▶ THE INPUT:
= = =

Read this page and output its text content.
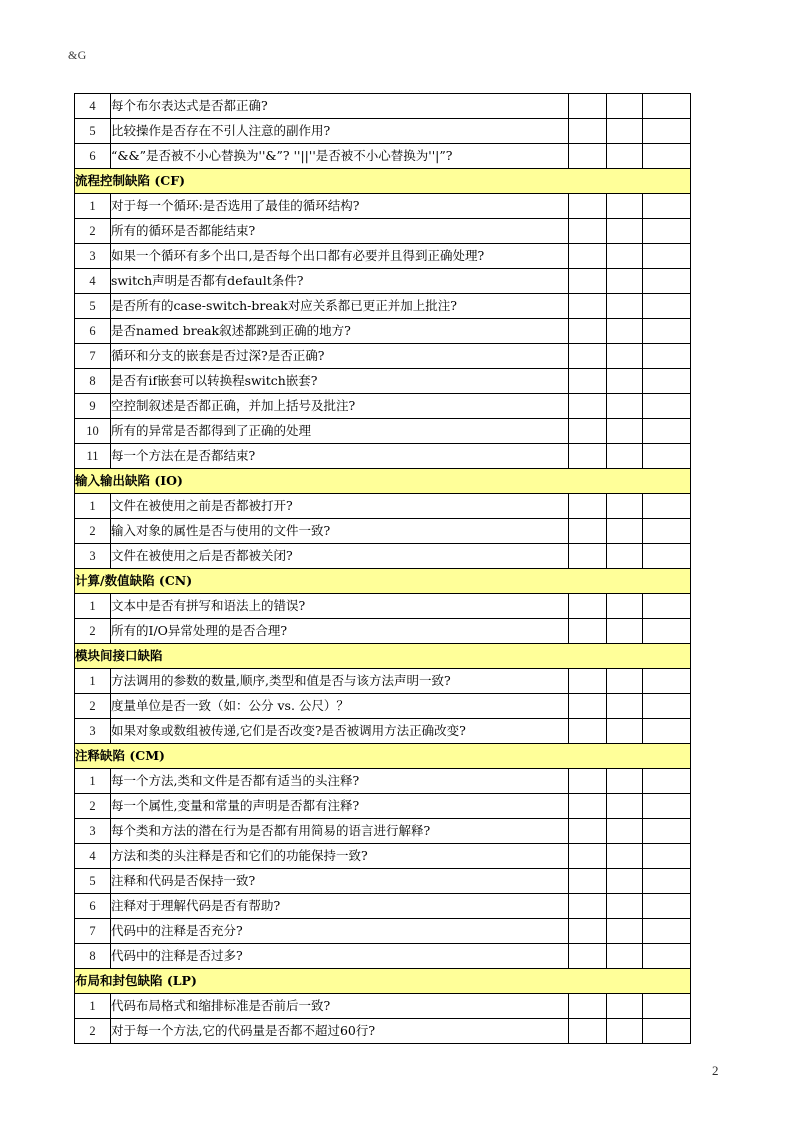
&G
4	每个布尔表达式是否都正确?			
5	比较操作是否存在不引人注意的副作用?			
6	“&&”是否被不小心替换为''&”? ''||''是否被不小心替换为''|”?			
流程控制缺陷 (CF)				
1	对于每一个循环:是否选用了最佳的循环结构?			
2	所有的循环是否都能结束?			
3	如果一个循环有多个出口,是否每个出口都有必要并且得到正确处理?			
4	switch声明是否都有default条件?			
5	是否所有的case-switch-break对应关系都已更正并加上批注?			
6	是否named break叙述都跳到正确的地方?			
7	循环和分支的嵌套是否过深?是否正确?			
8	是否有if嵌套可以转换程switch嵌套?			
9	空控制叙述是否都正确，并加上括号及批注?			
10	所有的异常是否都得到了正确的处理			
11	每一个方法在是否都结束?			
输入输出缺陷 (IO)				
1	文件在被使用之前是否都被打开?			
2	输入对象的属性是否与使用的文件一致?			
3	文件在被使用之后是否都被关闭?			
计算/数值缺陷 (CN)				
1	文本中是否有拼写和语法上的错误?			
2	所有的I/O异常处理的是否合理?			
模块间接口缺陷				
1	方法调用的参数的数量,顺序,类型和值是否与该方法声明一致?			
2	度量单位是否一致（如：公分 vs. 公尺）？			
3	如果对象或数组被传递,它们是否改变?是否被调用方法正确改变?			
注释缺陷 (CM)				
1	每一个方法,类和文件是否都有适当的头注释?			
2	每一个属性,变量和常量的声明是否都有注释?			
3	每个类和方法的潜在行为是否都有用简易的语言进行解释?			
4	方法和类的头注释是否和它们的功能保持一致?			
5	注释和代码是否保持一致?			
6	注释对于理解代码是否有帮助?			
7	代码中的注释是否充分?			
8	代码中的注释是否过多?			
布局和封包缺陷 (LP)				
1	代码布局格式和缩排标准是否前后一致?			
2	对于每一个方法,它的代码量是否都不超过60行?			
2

= = =

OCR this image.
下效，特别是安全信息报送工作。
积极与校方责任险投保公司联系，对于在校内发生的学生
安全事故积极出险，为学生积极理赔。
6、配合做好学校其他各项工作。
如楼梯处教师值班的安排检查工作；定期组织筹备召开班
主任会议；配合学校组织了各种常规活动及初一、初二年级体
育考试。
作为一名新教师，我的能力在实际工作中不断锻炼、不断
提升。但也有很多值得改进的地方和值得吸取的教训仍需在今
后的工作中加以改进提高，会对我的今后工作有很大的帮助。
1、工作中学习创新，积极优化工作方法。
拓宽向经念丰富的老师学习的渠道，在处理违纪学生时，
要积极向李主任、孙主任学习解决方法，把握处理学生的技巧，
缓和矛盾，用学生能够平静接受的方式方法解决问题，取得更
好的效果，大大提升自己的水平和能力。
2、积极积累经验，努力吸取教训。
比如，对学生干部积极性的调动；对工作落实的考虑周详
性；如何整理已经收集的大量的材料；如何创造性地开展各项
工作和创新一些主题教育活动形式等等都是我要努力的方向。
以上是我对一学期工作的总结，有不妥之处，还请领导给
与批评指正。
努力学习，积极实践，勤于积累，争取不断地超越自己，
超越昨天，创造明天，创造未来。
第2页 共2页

= = =

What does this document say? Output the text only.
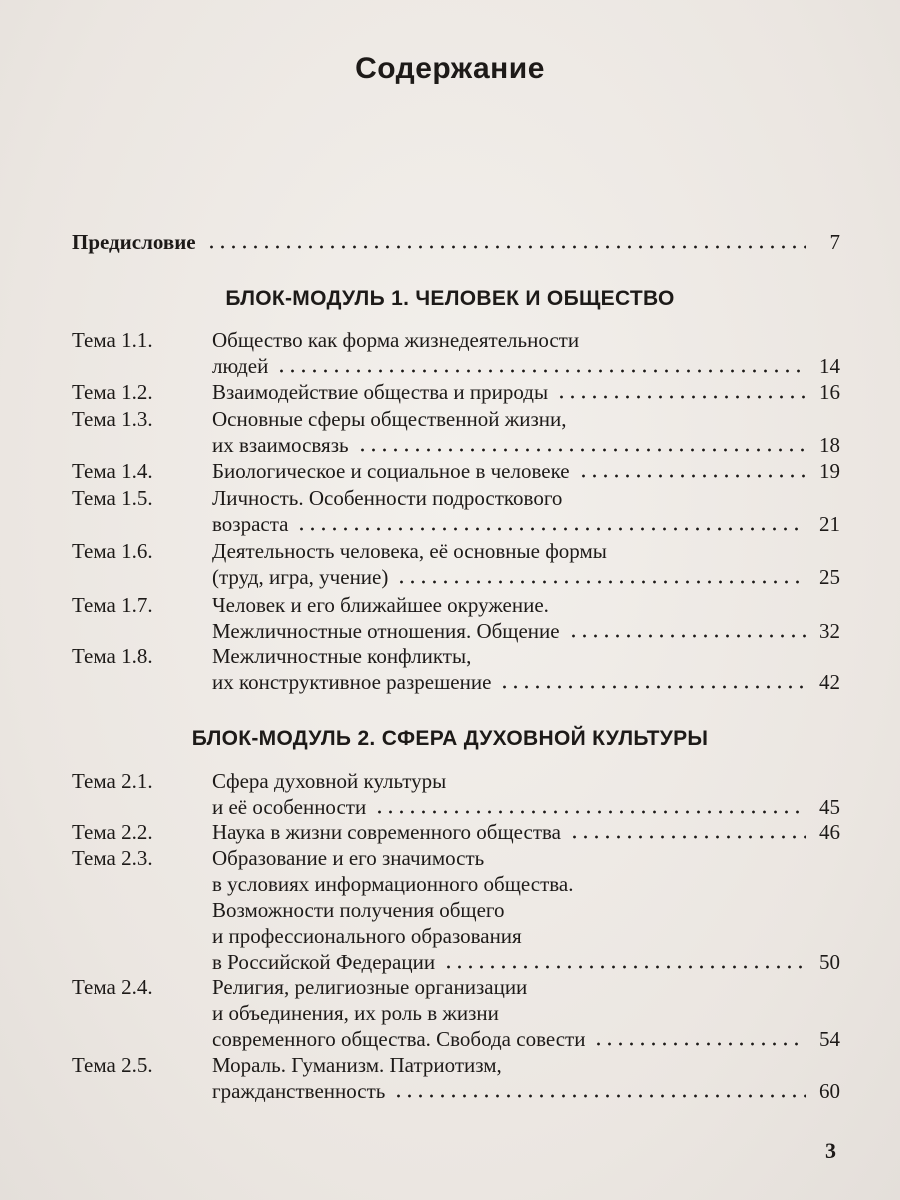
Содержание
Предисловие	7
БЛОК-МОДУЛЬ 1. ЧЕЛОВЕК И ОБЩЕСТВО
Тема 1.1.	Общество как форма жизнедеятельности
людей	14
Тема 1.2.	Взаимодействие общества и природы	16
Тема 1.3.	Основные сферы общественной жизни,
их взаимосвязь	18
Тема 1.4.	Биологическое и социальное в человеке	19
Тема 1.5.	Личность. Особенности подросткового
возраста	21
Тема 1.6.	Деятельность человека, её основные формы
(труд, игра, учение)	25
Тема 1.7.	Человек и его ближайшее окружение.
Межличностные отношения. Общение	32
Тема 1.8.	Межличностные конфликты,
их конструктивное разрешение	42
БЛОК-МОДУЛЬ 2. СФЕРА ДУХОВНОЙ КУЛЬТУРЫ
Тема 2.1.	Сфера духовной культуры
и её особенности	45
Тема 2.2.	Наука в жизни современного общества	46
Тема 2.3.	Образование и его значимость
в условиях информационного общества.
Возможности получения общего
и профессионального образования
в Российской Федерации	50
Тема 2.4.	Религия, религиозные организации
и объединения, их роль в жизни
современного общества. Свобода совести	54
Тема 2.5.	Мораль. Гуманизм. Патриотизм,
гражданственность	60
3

= = =

▶ EXERCISE BRIEF:
Look for "this" and pull out every line that has it.

▶ EXERCISE OUTPUT:
Read this page and output its text content.
OCR this image.
What does this document say? Output the text only.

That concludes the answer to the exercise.